__REQUIREMENTS__
Restate each of the lines below word for word and drop every picture.

__ENTRIES__
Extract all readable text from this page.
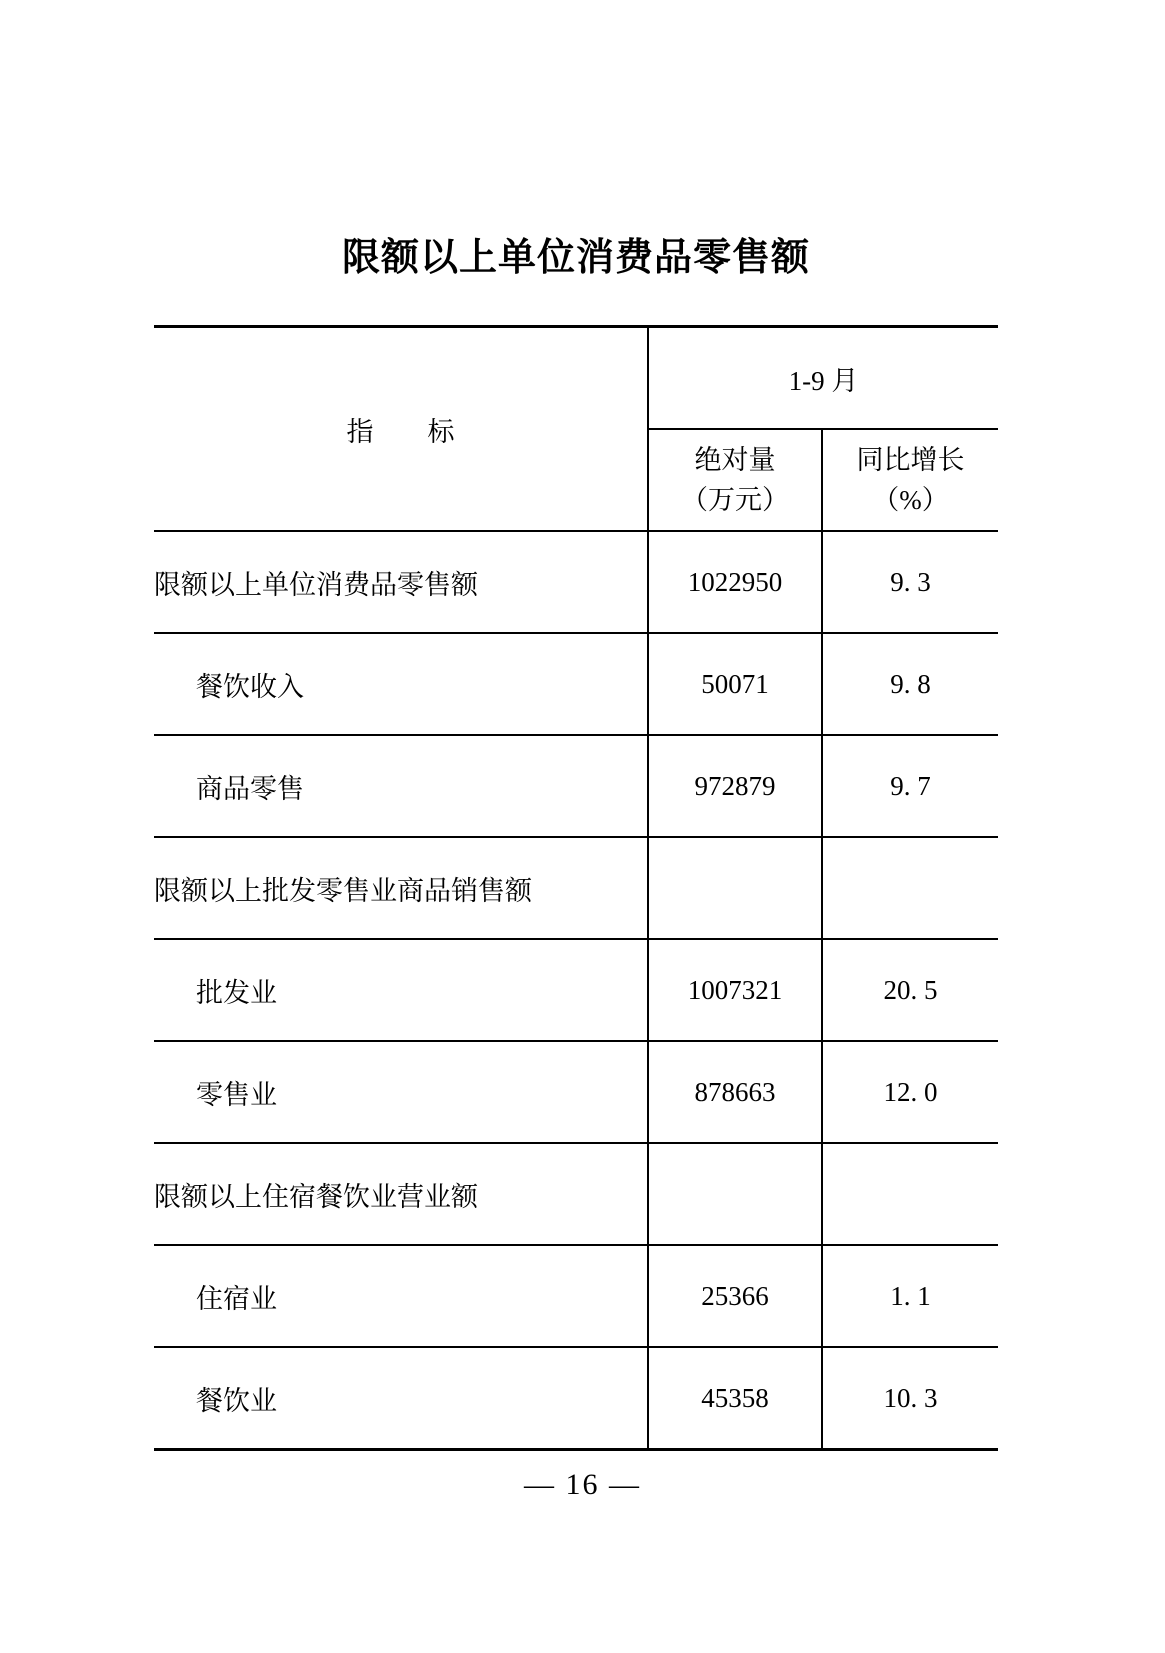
限额以上单位消费品零售额
指　　标	1-9 月	

绝对量
（万元）

同比增长
（%）

限额以上单位消费品零售额	1022950	9. 3
餐饮收入	50071	9. 8
商品零售	972879	9. 7
限额以上批发零售业商品销售额		
批发业	1007321	20. 5
零售业	878663	12. 0
限额以上住宿餐饮业营业额		
住宿业	25366	1. 1
餐饮业	45358	10. 3
— 16 —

__COMPLETED TASK__
Extract all readable text from this page.
限额以上单位消费品零售额
指　　标	1-9 月	

绝对量
（万元）

同比增长
（%）

限额以上单位消费品零售额	1022950	9. 3
餐饮收入	50071	9. 8
商品零售	972879	9. 7
限额以上批发零售业商品销售额		
批发业	1007321	20. 5
零售业	878663	12. 0
限额以上住宿餐饮业营业额		
住宿业	25366	1. 1
餐饮业	45358	10. 3
— 16 —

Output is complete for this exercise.